» Given task: Locate the lines of the listing below that hold "ylabel", then copy each of them.

◇ ◇ ◇ ◇ ◇

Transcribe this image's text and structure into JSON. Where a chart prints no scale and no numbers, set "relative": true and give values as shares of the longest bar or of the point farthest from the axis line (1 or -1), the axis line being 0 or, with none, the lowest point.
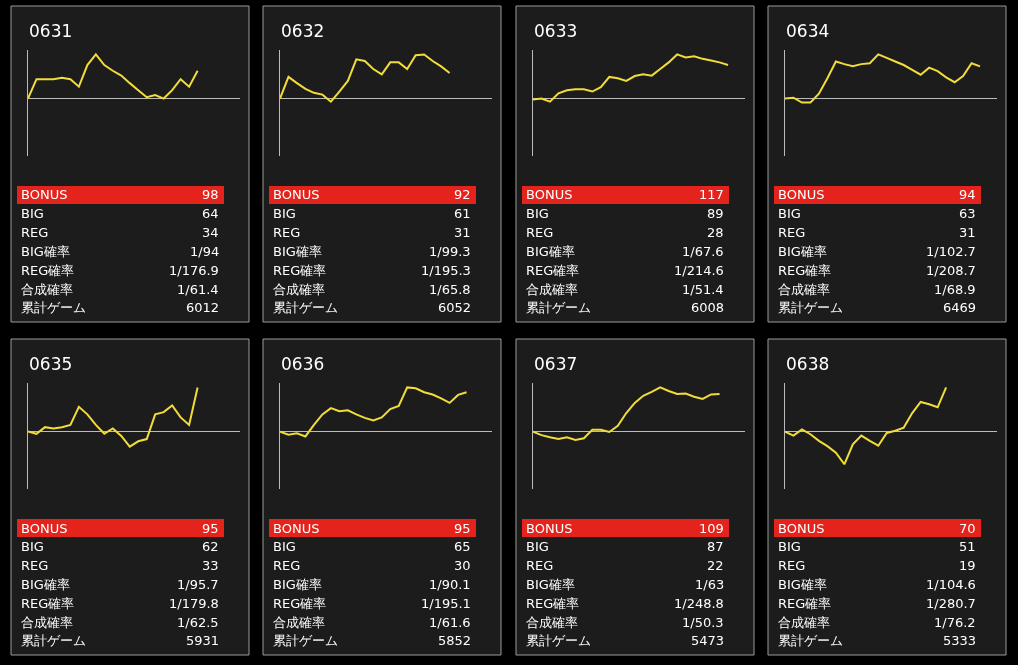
{
  "chart_data": [
    {
      "type": "line",
      "title": "0631",
      "relative": true,
      "tick_labels": false,
      "categories": [
        null,
        null,
        null,
        null,
        null,
        null,
        null,
        null,
        null,
        null,
        null,
        null,
        null,
        null,
        null,
        null,
        null,
        null,
        null,
        null,
        null,
        null,
        null,
        null,
        null,
        null
      ],
      "series": [
        {
          "color": "#f2dc3a",
          "values": [
            0,
            0.44,
            0.44,
            0.44,
            0.47,
            0.44,
            0.27,
            0.76,
            1,
            0.76,
            0.63,
            0.52,
            0.35,
            0.19,
            0.03,
            0.08,
            0,
            0.19,
            0.44,
            0.27,
            0.63,
            null,
            null,
            null,
            null,
            null
          ]
        }
      ],
      "annotations": [
        "BONUS",
        "98",
        "BIG",
        "64",
        "REG",
        "34",
        "BIG確率",
        "1/94",
        "REG確率",
        "1/176.9",
        "合成確率",
        "1/61.4",
        "累計ゲーム",
        "6012"
      ]
    },
    {
      "type": "line",
      "title": "0632",
      "relative": true,
      "tick_labels": false,
      "categories": [
        null,
        null,
        null,
        null,
        null,
        null,
        null,
        null,
        null,
        null,
        null,
        null,
        null,
        null,
        null,
        null,
        null,
        null,
        null,
        null,
        null,
        null,
        null,
        null,
        null,
        null
      ],
      "series": [
        {
          "color": "#f2dc3a",
          "values": [
            0,
            0.49,
            0.35,
            0.22,
            0.13,
            0.09,
            -0.07,
            0.16,
            0.4,
            0.89,
            0.85,
            0.67,
            0.55,
            0.82,
            0.82,
            0.67,
            0.98,
            1,
            0.85,
            0.73,
            0.58,
            null,
            null,
            null,
            null,
            null
          ]
        }
      ],
      "annotations": [
        "BONUS",
        "92",
        "BIG",
        "61",
        "REG",
        "31",
        "BIG確率",
        "1/99.3",
        "REG確率",
        "1/195.3",
        "合成確率",
        "1/65.8",
        "累計ゲーム",
        "6052"
      ]
    },
    {
      "type": "line",
      "title": "0633",
      "relative": true,
      "tick_labels": false,
      "categories": [
        null,
        null,
        null,
        null,
        null,
        null,
        null,
        null,
        null,
        null,
        null,
        null,
        null,
        null,
        null,
        null,
        null,
        null,
        null,
        null,
        null,
        null,
        null,
        null,
        null,
        null
      ],
      "series": [
        {
          "color": "#f2dc3a",
          "values": [
            -0.02,
            0,
            -0.07,
            0.12,
            0.19,
            0.21,
            0.21,
            0.16,
            0.26,
            0.49,
            0.46,
            0.4,
            0.51,
            0.55,
            0.52,
            0.67,
            0.82,
            1,
            0.93,
            0.96,
            0.9,
            0.86,
            0.82,
            0.76,
            null,
            null
          ]
        }
      ],
      "annotations": [
        "BONUS",
        "117",
        "BIG",
        "89",
        "REG",
        "28",
        "BIG確率",
        "1/67.6",
        "REG確率",
        "1/214.6",
        "合成確率",
        "1/51.4",
        "累計ゲーム",
        "6008"
      ]
    },
    {
      "type": "line",
      "title": "0634",
      "relative": true,
      "tick_labels": false,
      "categories": [
        null,
        null,
        null,
        null,
        null,
        null,
        null,
        null,
        null,
        null,
        null,
        null,
        null,
        null,
        null,
        null,
        null,
        null,
        null,
        null,
        null,
        null,
        null,
        null,
        null,
        null
      ],
      "series": [
        {
          "color": "#f2dc3a",
          "values": [
            0,
            0.02,
            -0.09,
            -0.09,
            0.11,
            0.46,
            0.84,
            0.78,
            0.73,
            0.78,
            0.8,
            1,
            0.92,
            0.84,
            0.76,
            0.65,
            0.54,
            0.7,
            0.62,
            0.48,
            0.37,
            0.51,
            0.8,
            0.73,
            null,
            null
          ]
        }
      ],
      "annotations": [
        "BONUS",
        "94",
        "BIG",
        "63",
        "REG",
        "31",
        "BIG確率",
        "1/102.7",
        "REG確率",
        "1/208.7",
        "合成確率",
        "1/68.9",
        "累計ゲーム",
        "6469"
      ]
    },
    {
      "type": "line",
      "title": "0635",
      "relative": true,
      "tick_labels": false,
      "categories": [
        null,
        null,
        null,
        null,
        null,
        null,
        null,
        null,
        null,
        null,
        null,
        null,
        null,
        null,
        null,
        null,
        null,
        null,
        null,
        null,
        null,
        null,
        null,
        null,
        null,
        null
      ],
      "series": [
        {
          "color": "#f2dc3a",
          "values": [
            0,
            -0.05,
            0.1,
            0.07,
            0.1,
            0.15,
            0.56,
            0.39,
            0.15,
            -0.05,
            0.07,
            -0.1,
            -0.34,
            -0.22,
            -0.17,
            0.39,
            0.44,
            0.59,
            0.32,
            0.15,
            1,
            null,
            null,
            null,
            null,
            null
          ]
        }
      ],
      "annotations": [
        "BONUS",
        "95",
        "BIG",
        "62",
        "REG",
        "33",
        "BIG確率",
        "1/95.7",
        "REG確率",
        "1/179.8",
        "合成確率",
        "1/62.5",
        "累計ゲーム",
        "5931"
      ]
    },
    {
      "type": "line",
      "title": "0636",
      "relative": true,
      "tick_labels": false,
      "categories": [
        null,
        null,
        null,
        null,
        null,
        null,
        null,
        null,
        null,
        null,
        null,
        null,
        null,
        null,
        null,
        null,
        null,
        null,
        null,
        null,
        null,
        null,
        null,
        null,
        null,
        null
      ],
      "series": [
        {
          "color": "#f2dc3a",
          "values": [
            0,
            -0.07,
            -0.04,
            -0.11,
            0.15,
            0.39,
            0.53,
            0.46,
            0.48,
            0.39,
            0.31,
            0.25,
            0.32,
            0.51,
            0.58,
            1,
            0.98,
            0.89,
            0.84,
            0.75,
            0.65,
            0.83,
            0.89,
            null,
            null,
            null
          ]
        }
      ],
      "annotations": [
        "BONUS",
        "95",
        "BIG",
        "65",
        "REG",
        "30",
        "BIG確率",
        "1/90.1",
        "REG確率",
        "1/195.1",
        "合成確率",
        "1/61.6",
        "累計ゲーム",
        "5852"
      ]
    },
    {
      "type": "line",
      "title": "0637",
      "relative": true,
      "tick_labels": false,
      "categories": [
        null,
        null,
        null,
        null,
        null,
        null,
        null,
        null,
        null,
        null,
        null,
        null,
        null,
        null,
        null,
        null,
        null,
        null,
        null,
        null,
        null,
        null,
        null,
        null,
        null,
        null
      ],
      "series": [
        {
          "color": "#f2dc3a",
          "values": [
            0,
            -0.08,
            -0.13,
            -0.17,
            -0.13,
            -0.19,
            -0.15,
            0.04,
            0.04,
            -0.01,
            0.13,
            0.42,
            0.65,
            0.81,
            0.9,
            1,
            0.92,
            0.85,
            0.86,
            0.79,
            0.74,
            0.84,
            0.85,
            null,
            null,
            null
          ]
        }
      ],
      "annotations": [
        "BONUS",
        "109",
        "BIG",
        "87",
        "REG",
        "22",
        "BIG確率",
        "1/63",
        "REG確率",
        "1/248.8",
        "合成確率",
        "1/50.3",
        "累計ゲーム",
        "5473"
      ]
    },
    {
      "type": "line",
      "title": "0638",
      "relative": true,
      "tick_labels": false,
      "categories": [
        null,
        null,
        null,
        null,
        null,
        null,
        null,
        null,
        null,
        null,
        null,
        null,
        null,
        null,
        null,
        null,
        null,
        null,
        null,
        null,
        null,
        null,
        null,
        null,
        null,
        null
      ],
      "series": [
        {
          "color": "#f2dc3a",
          "values": [
            0,
            -0.09,
            0.05,
            -0.06,
            -0.21,
            -0.33,
            -0.48,
            -0.74,
            -0.29,
            -0.09,
            -0.21,
            -0.32,
            -0.03,
            0.02,
            0.09,
            0.42,
            0.67,
            0.62,
            0.55,
            1,
            null,
            null,
            null,
            null,
            null,
            null
          ]
        }
      ],
      "annotations": [
        "BONUS",
        "70",
        "BIG",
        "51",
        "REG",
        "19",
        "BIG確率",
        "1/104.6",
        "REG確率",
        "1/280.7",
        "合成確率",
        "1/76.2",
        "累計ゲーム",
        "5333"
      ]
    }
  ]
}
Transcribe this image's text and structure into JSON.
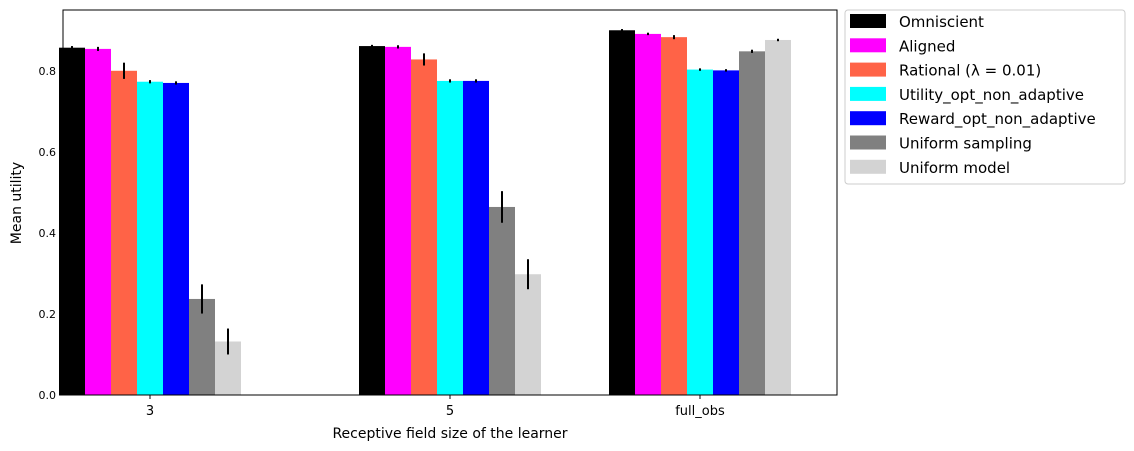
{
  "chart_data": {
    "type": "bar",
    "xlabel": "Receptive field size of the learner",
    "ylabel": "Mean utility",
    "categories": [
      "3",
      "5",
      "full_obs"
    ],
    "ylim": [
      0,
      0.95
    ],
    "yticks": [
      0.0,
      0.2,
      0.4,
      0.6,
      0.8
    ],
    "ytick_labels": [
      "0.0",
      "0.2",
      "0.4",
      "0.6",
      "0.8"
    ],
    "grid": false,
    "legend_position": "outside-right-top",
    "series": [
      {
        "name": "Omniscient",
        "color": "#000000",
        "values": [
          0.857,
          0.861,
          0.9
        ],
        "errors": [
          0.004,
          0.003,
          0.003
        ]
      },
      {
        "name": "Aligned",
        "color": "#ff00ff",
        "values": [
          0.854,
          0.859,
          0.891
        ],
        "errors": [
          0.005,
          0.004,
          0.003
        ]
      },
      {
        "name": "Rational (λ = 0.01)",
        "color": "#ff6347",
        "values": [
          0.8,
          0.828,
          0.883
        ],
        "errors": [
          0.02,
          0.015,
          0.005
        ]
      },
      {
        "name": "Utility_opt_non_adaptive",
        "color": "#00ffff",
        "values": [
          0.773,
          0.775,
          0.803
        ],
        "errors": [
          0.004,
          0.004,
          0.003
        ]
      },
      {
        "name": "Reward_opt_non_adaptive",
        "color": "#0000ff",
        "values": [
          0.77,
          0.775,
          0.801
        ],
        "errors": [
          0.004,
          0.004,
          0.003
        ]
      },
      {
        "name": "Uniform sampling",
        "color": "#808080",
        "values": [
          0.237,
          0.464,
          0.848
        ],
        "errors": [
          0.036,
          0.039,
          0.004
        ]
      },
      {
        "name": "Uniform model",
        "color": "#d3d3d3",
        "values": [
          0.132,
          0.298,
          0.876
        ],
        "errors": [
          0.032,
          0.037,
          0.003
        ]
      }
    ]
  }
}
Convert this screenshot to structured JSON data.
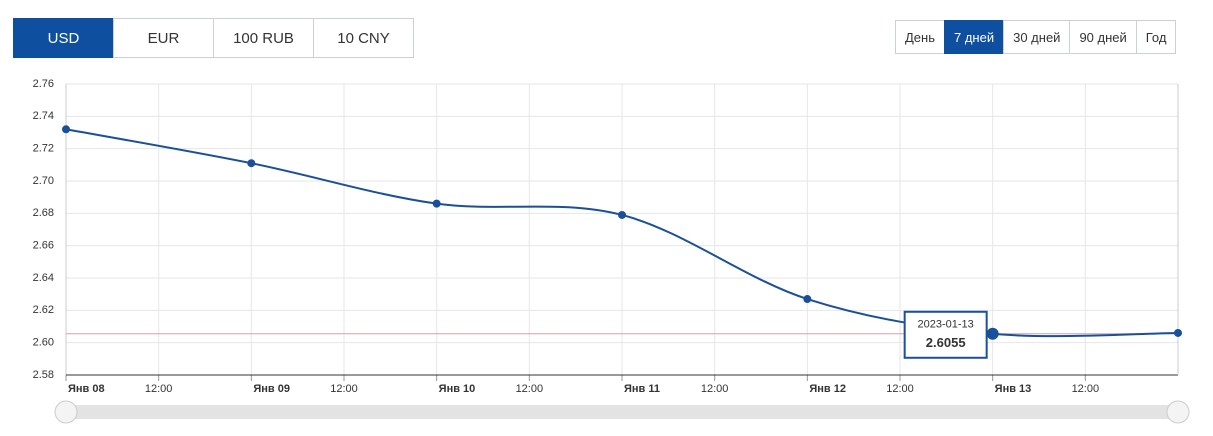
{
  "controls": {
    "currencies": [
      "USD",
      "EUR",
      "100 RUB",
      "10 CNY"
    ],
    "active_currency": "USD",
    "periods": [
      "День",
      "7 дней",
      "30 дней",
      "90 дней",
      "Год"
    ],
    "active_period": "7 дней"
  },
  "chart_data": {
    "type": "line",
    "x": [
      "2023-01-08",
      "2023-01-09",
      "2023-01-10",
      "2023-01-11",
      "2023-01-12",
      "2023-01-13",
      "2023-01-14"
    ],
    "series": [
      {
        "color": "#1a4f9a",
        "values": [
          2.732,
          2.711,
          2.686,
          2.679,
          2.627,
          2.6055,
          2.606
        ]
      }
    ],
    "xlim": [
      "2023-01-08T00:00",
      "2023-01-14T00:00"
    ],
    "xticks": [
      {
        "value": "2023-01-08T00:00",
        "label": "Янв 08"
      },
      {
        "value": "2023-01-08T12:00",
        "label": "12:00"
      },
      {
        "value": "2023-01-09T00:00",
        "label": "Янв 09"
      },
      {
        "value": "2023-01-09T12:00",
        "label": "12:00"
      },
      {
        "value": "2023-01-10T00:00",
        "label": "Янв 10"
      },
      {
        "value": "2023-01-10T12:00",
        "label": "12:00"
      },
      {
        "value": "2023-01-11T00:00",
        "label": "Янв 11"
      },
      {
        "value": "2023-01-11T12:00",
        "label": "12:00"
      },
      {
        "value": "2023-01-12T00:00",
        "label": "Янв 12"
      },
      {
        "value": "2023-01-12T12:00",
        "label": "12:00"
      },
      {
        "value": "2023-01-13T00:00",
        "label": "Янв 13"
      },
      {
        "value": "2023-01-13T12:00",
        "label": "12:00"
      }
    ],
    "ylim": [
      2.58,
      2.76
    ],
    "yticks": [
      2.58,
      {
        "value": 2.6,
        "label": "2.60"
      },
      2.62,
      2.64,
      2.66,
      2.68,
      {
        "value": 2.7,
        "label": "2.70"
      },
      2.72,
      2.74,
      2.76
    ],
    "grid": true,
    "highlight_index": 5,
    "reference_color": "#d9a0a8"
  }
}
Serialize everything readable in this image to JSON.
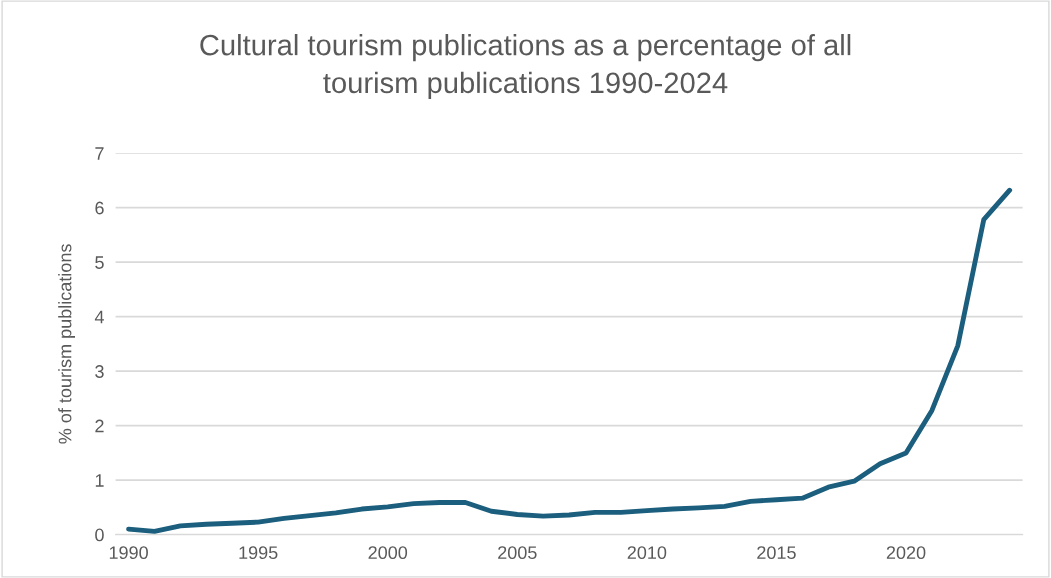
{
  "chart_data": {
    "type": "line",
    "title": "Cultural tourism publications as a percentage of all tourism publications 1990-2024",
    "ylabel": "% of tourism publications",
    "x": [
      1990,
      1991,
      1992,
      1993,
      1994,
      1995,
      1996,
      1997,
      1998,
      1999,
      2000,
      2001,
      2002,
      2003,
      2004,
      2005,
      2006,
      2007,
      2008,
      2009,
      2010,
      2011,
      2012,
      2013,
      2014,
      2015,
      2016,
      2017,
      2018,
      2019,
      2020,
      2021,
      2022,
      2023,
      2024
    ],
    "series": [
      {
        "color": "#1b5e7d",
        "values": [
          0.1,
          0.06,
          0.16,
          0.19,
          0.21,
          0.23,
          0.3,
          0.35,
          0.4,
          0.47,
          0.51,
          0.57,
          0.59,
          0.59,
          0.43,
          0.37,
          0.34,
          0.36,
          0.41,
          0.41,
          0.44,
          0.47,
          0.49,
          0.52,
          0.61,
          0.64,
          0.67,
          0.87,
          0.98,
          1.3,
          1.5,
          2.28,
          3.47,
          5.78,
          6.32
        ]
      }
    ],
    "xlim": [
      1989.5,
      2024.5
    ],
    "xticks": [
      1990,
      1995,
      2000,
      2005,
      2010,
      2015,
      2020
    ],
    "ylim": [
      0,
      7
    ],
    "yticks": [
      0,
      1,
      2,
      3,
      4,
      5,
      6,
      7
    ],
    "grid": "y",
    "marker": "none",
    "line_style": "solid"
  }
}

◇ ◇ ◇ ◇ ◇

» Reply:
    "ylabel": "Mean utility",
    "ylabel": "% of tourism publications",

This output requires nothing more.